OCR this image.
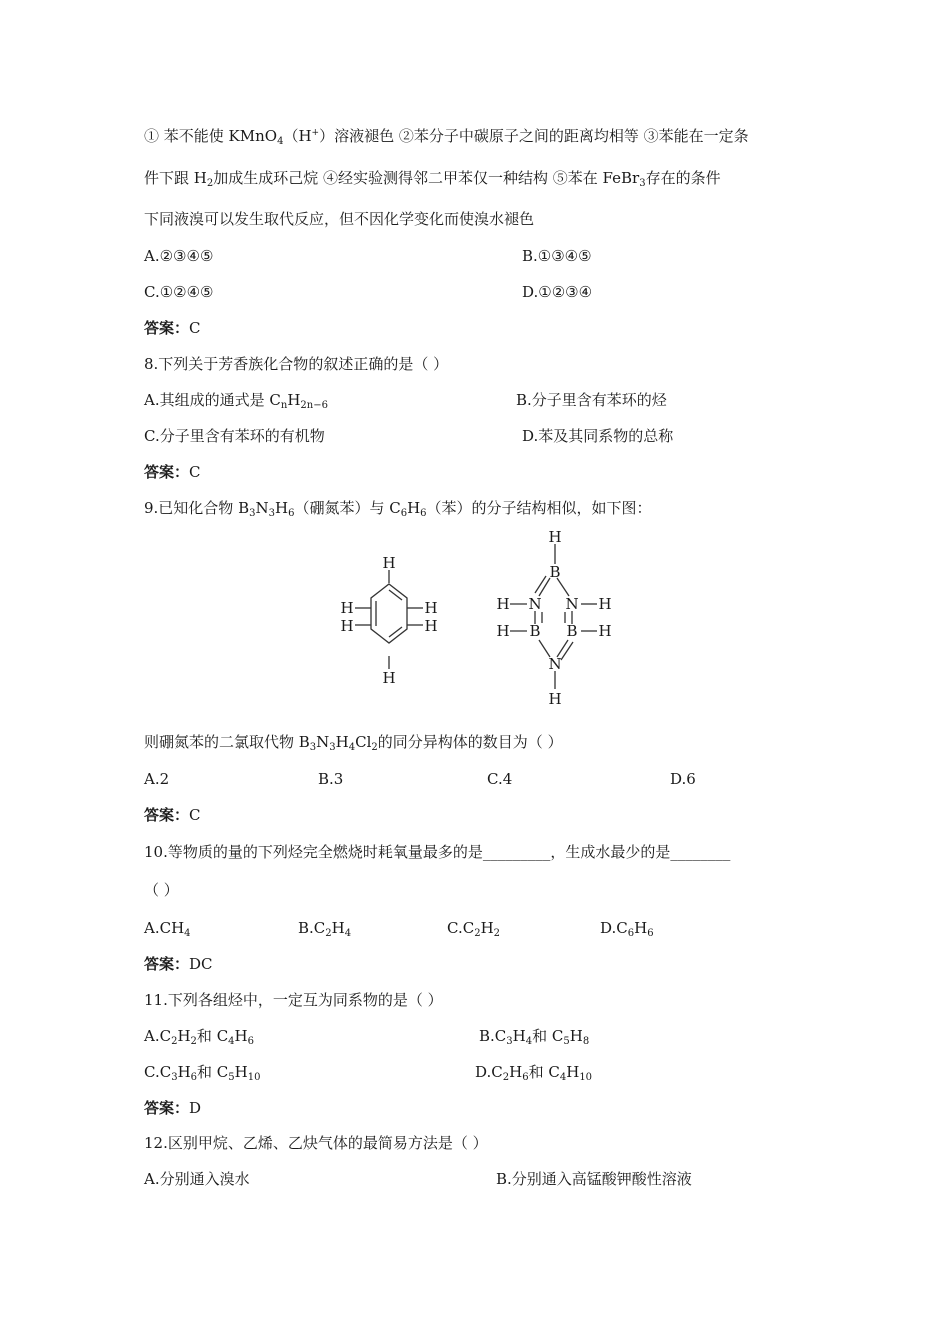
① 苯不能使 KMnO$_4$（H+）溶液褪色 ②苯分子中碳原子之间的距离均相等 ③苯能在一定条
件下跟 $H_2$加成生成环己烷 ④经实验测得邻二甲苯仅一种结构 ⑤苯在 FeBr$_3$存在的条件
下同液溴可以发生取代反应，但不因化学变化而使溴水褪色
A.②③④⑤	B.①③④⑤
C.①②④⑤	D.①②③④
答案：C
8.下列关于芳香族化合物的叙述正确的是（ ）
A.其组成的通式是 $C_nH_{2n-6}$	B.分子里含有苯环的烃
C.分子里含有苯环的有机物	D.苯及其同系物的总称
答案：C
9.已知化合物 $B_3N_3H_6$（硼氮苯）与 $C_6H_6$（苯）的分子结构相似，如下图：
H
H
H
H
H
H
H
B
H N N H
H B B H
N
H
则硼氮苯的二氯取代物 $B_3N_3H_4Cl_2$的同分异构体的数目为（ ）
A.2	B.3	C.4	D.6
答案：C
10.等物质的量的下列烃完全燃烧时耗氧量最多的是_________，生成水最少的是________
（ ）
$A.CH_4$	$B.C_2H_4$	$C.C_2H_2$	$D.C_6H_6$
答案：DC
11.下列各组烃中，一定互为同系物的是（ ）
$A.C_2H_2$和 $C_4H_6$	$B.C_3H_4$和 $C_5H_8$
$C.C_3H_6$和 $C_5H_{10}$	$D.C_2H_6$和 $C_4H_{10}$
答案：D
12.区别甲烷、乙烯、乙炔气体的最简易方法是（ ）
A.分别通入溴水	B.分别通入高锰酸钾酸性溶液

--------------------

**Exercise**
Would you set down the listing exactly, omitting pictures?

**Answer to this problem**
OCR this image.
① 苯不能使 KMnO$_4$（H+）溶液褪色 ②苯分子中碳原子之间的距离均相等 ③苯能在一定条
件下跟 $H_2$加成生成环己烷 ④经实验测得邻二甲苯仅一种结构 ⑤苯在 FeBr$_3$存在的条件
下同液溴可以发生取代反应，但不因化学变化而使溴水褪色
A.②③④⑤	B.①③④⑤
C.①②④⑤	D.①②③④
答案：C
8.下列关于芳香族化合物的叙述正确的是（ ）
A.其组成的通式是 $C_nH_{2n-6}$	B.分子里含有苯环的烃
C.分子里含有苯环的有机物	D.苯及其同系物的总称
答案：C
9.已知化合物 $B_3N_3H_6$（硼氮苯）与 $C_6H_6$（苯）的分子结构相似，如下图：
H
H
H
H
H
H
H
B
H N N H
H B B H
N
H
则硼氮苯的二氯取代物 $B_3N_3H_4Cl_2$的同分异构体的数目为（ ）
A.2	B.3	C.4	D.6
答案：C
10.等物质的量的下列烃完全燃烧时耗氧量最多的是_________，生成水最少的是________
（ ）
$A.CH_4$	$B.C_2H_4$	$C.C_2H_2$	$D.C_6H_6$
答案：DC
11.下列各组烃中，一定互为同系物的是（ ）
$A.C_2H_2$和 $C_4H_6$	$B.C_3H_4$和 $C_5H_8$
$C.C_3H_6$和 $C_5H_{10}$	$D.C_2H_6$和 $C_4H_{10}$
答案：D
12.区别甲烷、乙烯、乙炔气体的最简易方法是（ ）
A.分别通入溴水	B.分别通入高锰酸钾酸性溶液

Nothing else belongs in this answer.